═══ Dataset excerpts ═══
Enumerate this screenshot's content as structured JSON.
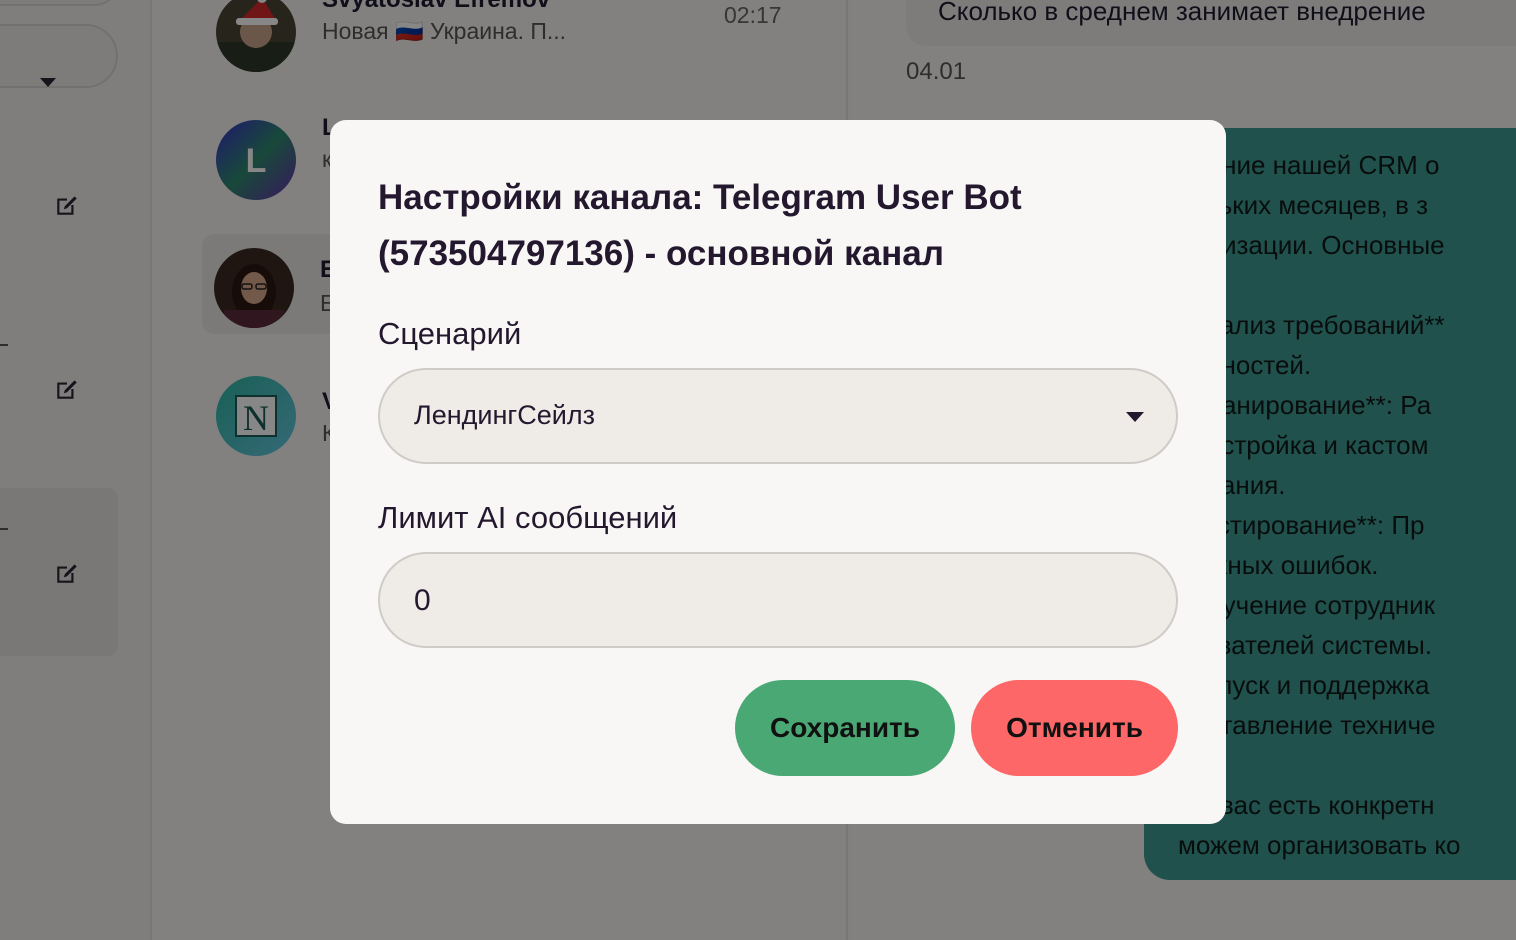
{
  "colors": {
    "save_button": "#4aa874",
    "cancel_button": "#fd6767",
    "outgoing_bubble": "#3e9a90",
    "modal_background": "#f9f7f5"
  },
  "chat_list": {
    "items": [
      {
        "name": "Svyatoslav Efremov",
        "preview": "Новая 🇷🇺 Украина. П...",
        "time": "02:17",
        "avatar_icon": "user-photo-santa-hat"
      },
      {
        "name": "L",
        "preview": "к",
        "avatar_letter": "L",
        "avatar_icon": "letter-avatar"
      },
      {
        "name": "E",
        "preview": "E",
        "avatar_icon": "user-photo"
      },
      {
        "name": "V",
        "preview": "К",
        "avatar_letter": "N",
        "avatar_icon": "notion-style-logo"
      }
    ]
  },
  "conversation": {
    "incoming_message": "Сколько в среднем занимает внедрение",
    "incoming_date": "04.01",
    "outgoing_lines": [
      "дрение нашей CRM о",
      "кольких месяцев, в з",
      "томизации. Основные",
      "",
      "*Анализ требований**",
      "ребностей.",
      "*Планирование**: Ра",
      "*Настройка и кастом",
      "бования.",
      "*Тестирование**: Пр",
      "можных ошибок.",
      "*Обучение сотрудник",
      "ьзователей системы.",
      "*Запуск и поддержка",
      "доставление техниче",
      "",
      "и у вас есть конкретн",
      "можем организовать ко"
    ]
  },
  "modal": {
    "title": "Настройки канала: Telegram User Bot (573504797136) - основной канал",
    "scenario_label": "Сценарий",
    "scenario_value": "ЛендингСейлз",
    "limit_label": "Лимит AI сообщений",
    "limit_value": "0",
    "save_label": "Сохранить",
    "cancel_label": "Отменить"
  }
}
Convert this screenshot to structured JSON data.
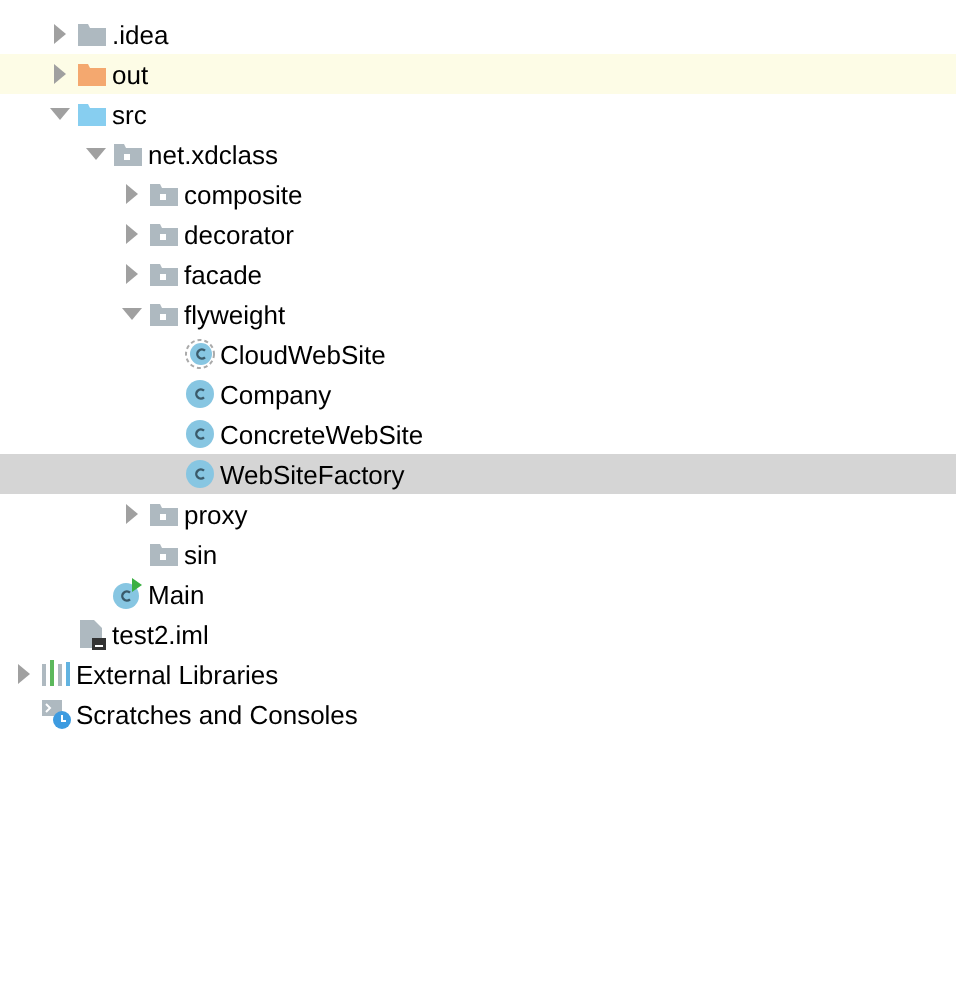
{
  "project_tree": [
    {
      "label": ".idea",
      "kind": "folder",
      "expanded": false,
      "selected": false,
      "excluded": false
    },
    {
      "label": "out",
      "kind": "excluded-folder",
      "expanded": false,
      "selected": false,
      "excluded": true
    },
    {
      "label": "src",
      "kind": "source-folder",
      "expanded": true,
      "selected": false,
      "excluded": false,
      "children": [
        {
          "label": "net.xdclass",
          "kind": "package",
          "expanded": true,
          "selected": false,
          "excluded": false,
          "children": [
            {
              "label": "composite",
              "kind": "package",
              "expanded": false,
              "selected": false,
              "excluded": false
            },
            {
              "label": "decorator",
              "kind": "package",
              "expanded": false,
              "selected": false,
              "excluded": false
            },
            {
              "label": "facade",
              "kind": "package",
              "expanded": false,
              "selected": false,
              "excluded": false
            },
            {
              "label": "flyweight",
              "kind": "package",
              "expanded": true,
              "selected": false,
              "excluded": false,
              "children": [
                {
                  "label": "CloudWebSite",
                  "kind": "abstract-class",
                  "selected": false,
                  "excluded": false
                },
                {
                  "label": "Company",
                  "kind": "class",
                  "selected": false,
                  "excluded": false
                },
                {
                  "label": "ConcreteWebSite",
                  "kind": "class",
                  "selected": false,
                  "excluded": false
                },
                {
                  "label": "WebSiteFactory",
                  "kind": "class",
                  "selected": true,
                  "excluded": false
                }
              ]
            },
            {
              "label": "proxy",
              "kind": "package",
              "expanded": false,
              "selected": false,
              "excluded": false
            },
            {
              "label": "sin",
              "kind": "package",
              "selected": false,
              "excluded": false
            }
          ]
        },
        {
          "label": "Main",
          "kind": "main-class",
          "selected": false,
          "excluded": false
        }
      ]
    },
    {
      "label": "test2.iml",
      "kind": "module-file",
      "selected": false,
      "excluded": false
    }
  ],
  "root_items": [
    {
      "label": "External Libraries",
      "kind": "libraries",
      "expanded": false,
      "selected": false,
      "excluded": false
    },
    {
      "label": "Scratches and Consoles",
      "kind": "scratches",
      "selected": false,
      "excluded": false
    }
  ]
}
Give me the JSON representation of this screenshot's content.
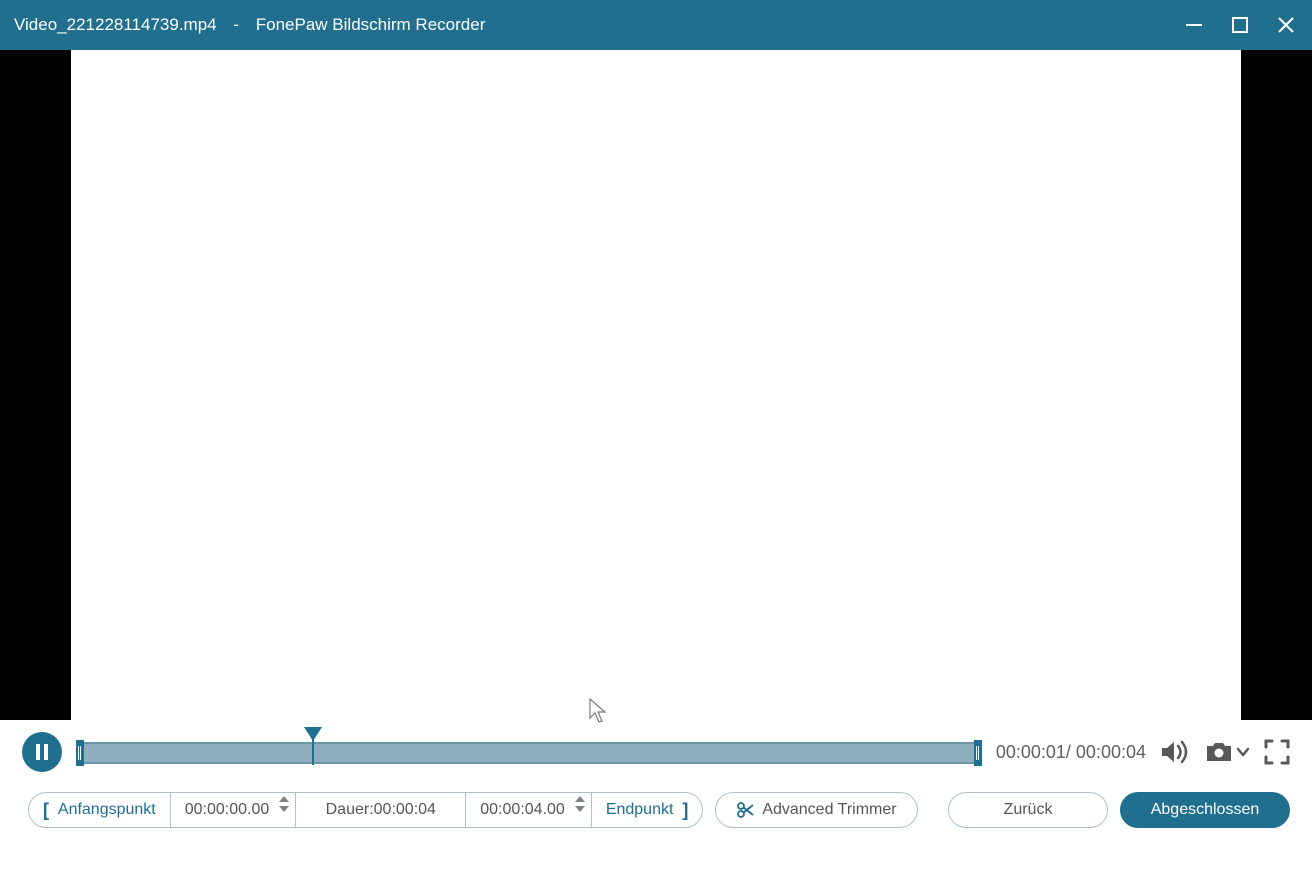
═══
- Exercise aim: An exact transcription of all the entries is required, without the pictures.

- Exercise answer:
Enumerate this screenshot's content as structured JSON.
{
  "colors": {
    "save_button": "#4aa874",
    "cancel_button": "#fd6767",
    "outgoing_bubble": "#3e9a90",
    "modal_background": "#f9f7f5"
  },
  "chat_list": {
    "items": [
      {
        "name": "Svyatoslav Efremov",
        "preview": "Новая 🇷🇺 Украина. П...",
        "time": "02:17",
        "avatar_icon": "user-photo-santa-hat"
      },
      {
        "name": "L",
        "preview": "к",
        "avatar_letter": "L",
        "avatar_icon": "letter-avatar"
      },
      {
        "name": "E",
        "preview": "E",
        "avatar_icon": "user-photo"
      },
      {
        "name": "V",
        "preview": "К",
        "avatar_letter": "N",
        "avatar_icon": "notion-style-logo"
      }
    ]
  },
  "conversation": {
    "incoming_message": "Сколько в среднем занимает внедрение",
    "incoming_date": "04.01",
    "outgoing_lines": [
      "дрение нашей CRM о",
      "кольких месяцев, в з",
      "томизации. Основные",
      "",
      "*Анализ требований**",
      "ребностей.",
      "*Планирование**: Ра",
      "*Настройка и кастом",
      "бования.",
      "*Тестирование**: Пр",
      "можных ошибок.",
      "*Обучение сотрудник",
      "ьзователей системы.",
      "*Запуск и поддержка",
      "доставление техниче",
      "",
      "и у вас есть конкретн",
      "можем организовать ко"
    ]
  },
  "modal": {
    "title": "Настройки канала: Telegram User Bot (573504797136) - основной канал",
    "scenario_label": "Сценарий",
    "scenario_value": "ЛендингСейлз",
    "limit_label": "Лимит AI сообщений",
    "limit_value": "0",
    "save_label": "Сохранить",
    "cancel_label": "Отменить"
  }
}
Convert this screenshot to structured JSON data.
{
  "project_tree": [
    {
      "label": ".idea",
      "kind": "folder",
      "expanded": false,
      "selected": false,
      "excluded": false
    },
    {
      "label": "out",
      "kind": "excluded-folder",
      "expanded": false,
      "selected": false,
      "excluded": true
    },
    {
      "label": "src",
      "kind": "source-folder",
      "expanded": true,
      "selected": false,
      "excluded": false,
      "children": [
        {
          "label": "net.xdclass",
          "kind": "package",
          "expanded": true,
          "selected": false,
          "excluded": false,
          "children": [
            {
              "label": "composite",
              "kind": "package",
              "expanded": false,
              "selected": false,
              "excluded": false
            },
            {
              "label": "decorator",
              "kind": "package",
              "expanded": false,
              "selected": false,
              "excluded": false
            },
            {
              "label": "facade",
              "kind": "package",
              "expanded": false,
              "selected": false,
              "excluded": false
            },
            {
              "label": "flyweight",
              "kind": "package",
              "expanded": true,
              "selected": false,
              "excluded": false,
              "children": [
                {
                  "label": "CloudWebSite",
                  "kind": "abstract-class",
                  "selected": false,
                  "excluded": false
                },
                {
                  "label": "Company",
                  "kind": "class",
                  "selected": false,
                  "excluded": false
                },
                {
                  "label": "ConcreteWebSite",
                  "kind": "class",
                  "selected": false,
                  "excluded": false
                },
                {
                  "label": "WebSiteFactory",
                  "kind": "class",
                  "selected": true,
                  "excluded": false
                }
              ]
            },
            {
              "label": "proxy",
              "kind": "package",
              "expanded": false,
              "selected": false,
              "excluded": false
            },
            {
              "label": "sin",
              "kind": "package",
              "selected": false,
              "excluded": false
            }
          ]
        },
        {
          "label": "Main",
          "kind": "main-class",
          "selected": false,
          "excluded": false
        }
      ]
    },
    {
      "label": "test2.iml",
      "kind": "module-file",
      "selected": false,
      "excluded": false
    }
  ],
  "root_items": [
    {
      "label": "External Libraries",
      "kind": "libraries",
      "expanded": false,
      "selected": false,
      "excluded": false
    },
    {
      "label": "Scratches and Consoles",
      "kind": "scratches",
      "selected": false,
      "excluded": false
    }
  ]
}
Give me the JSON representation of this screenshot's content.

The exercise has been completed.